Exercise:
Copy out the listing that follows exactly, dropping every picture.

--- BEGIN ---

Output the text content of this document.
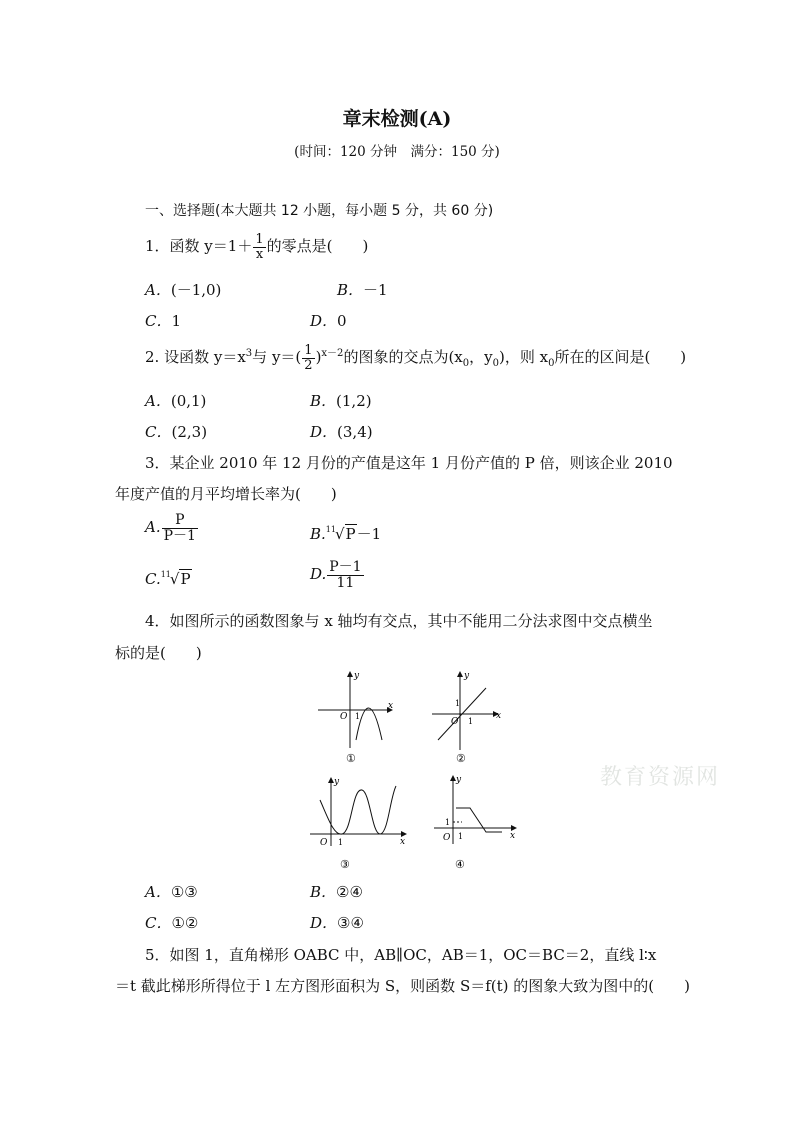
章末检测(A)
(时间：120 分钟　满分：150 分)
一、选择题(本大题共 12 小题，每小题 5 分，共 60 分)
1．函数 $y=1+ \frac{1}{x}$ 的零点是(　　)
A．(－1,0)	B．－1
C．1	D．0
2. 设函数 $y=x^3$与 $y=( \frac{1}{2} )^{x-2}$的图象的交点为($x_0$，$y_0$)，则 $x_0$所在的区间是(　　)
A．(0,1)	B．(1,2)
C．(2,3)	D．(3,4)
3．某企业 2010 年 12 月份的产值是这年 1 月份产值的 P 倍，则该企业 2010
年度产值的月平均增长率为(　　)
A. $\frac{P}{P-1}$	B.$^{11}$√P－1
C.$^{11}$√P	D. $\frac{P-1}{11}$
4．如图所示的函数图象与 x 轴均有交点，其中不能用二分法求图中交点横坐
标的是(　　)
y
x
O 1
①
y
x
O
1
1
②
y
x
O 1
③
y
x
O
1
1
④
教育资源网
A．①③	B．②④
C．①②	D．③④
5．如图 1，直角梯形 OABC 中，AB∥OC，AB＝1，OC＝BC＝2，直线 l∶x
＝t 截此梯形所得位于 l 左方图形面积为 S，则函数 S＝f(t) 的图象大致为图中的(　　)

--- END ---

The completed task:
Output the text content of this document.
章末检测(A)
(时间：120 分钟　满分：150 分)
一、选择题(本大题共 12 小题，每小题 5 分，共 60 分)
1．函数 $y=1+ \frac{1}{x}$ 的零点是(　　)
A．(－1,0)	B．－1
C．1	D．0
2. 设函数 $y=x^3$与 $y=( \frac{1}{2} )^{x-2}$的图象的交点为($x_0$，$y_0$)，则 $x_0$所在的区间是(　　)
A．(0,1)	B．(1,2)
C．(2,3)	D．(3,4)
3．某企业 2010 年 12 月份的产值是这年 1 月份产值的 P 倍，则该企业 2010
年度产值的月平均增长率为(　　)
A. $\frac{P}{P-1}$	B.$^{11}$√P－1
C.$^{11}$√P	D. $\frac{P-1}{11}$
4．如图所示的函数图象与 x 轴均有交点，其中不能用二分法求图中交点横坐
标的是(　　)
y
x
O 1
①
y
x
O
1
1
②
y
x
O 1
③
y
x
O
1
1
④
教育资源网
A．①③	B．②④
C．①②	D．③④
5．如图 1，直角梯形 OABC 中，AB∥OC，AB＝1，OC＝BC＝2，直线 l∶x
＝t 截此梯形所得位于 l 左方图形面积为 S，则函数 S＝f(t) 的图象大致为图中的(　　)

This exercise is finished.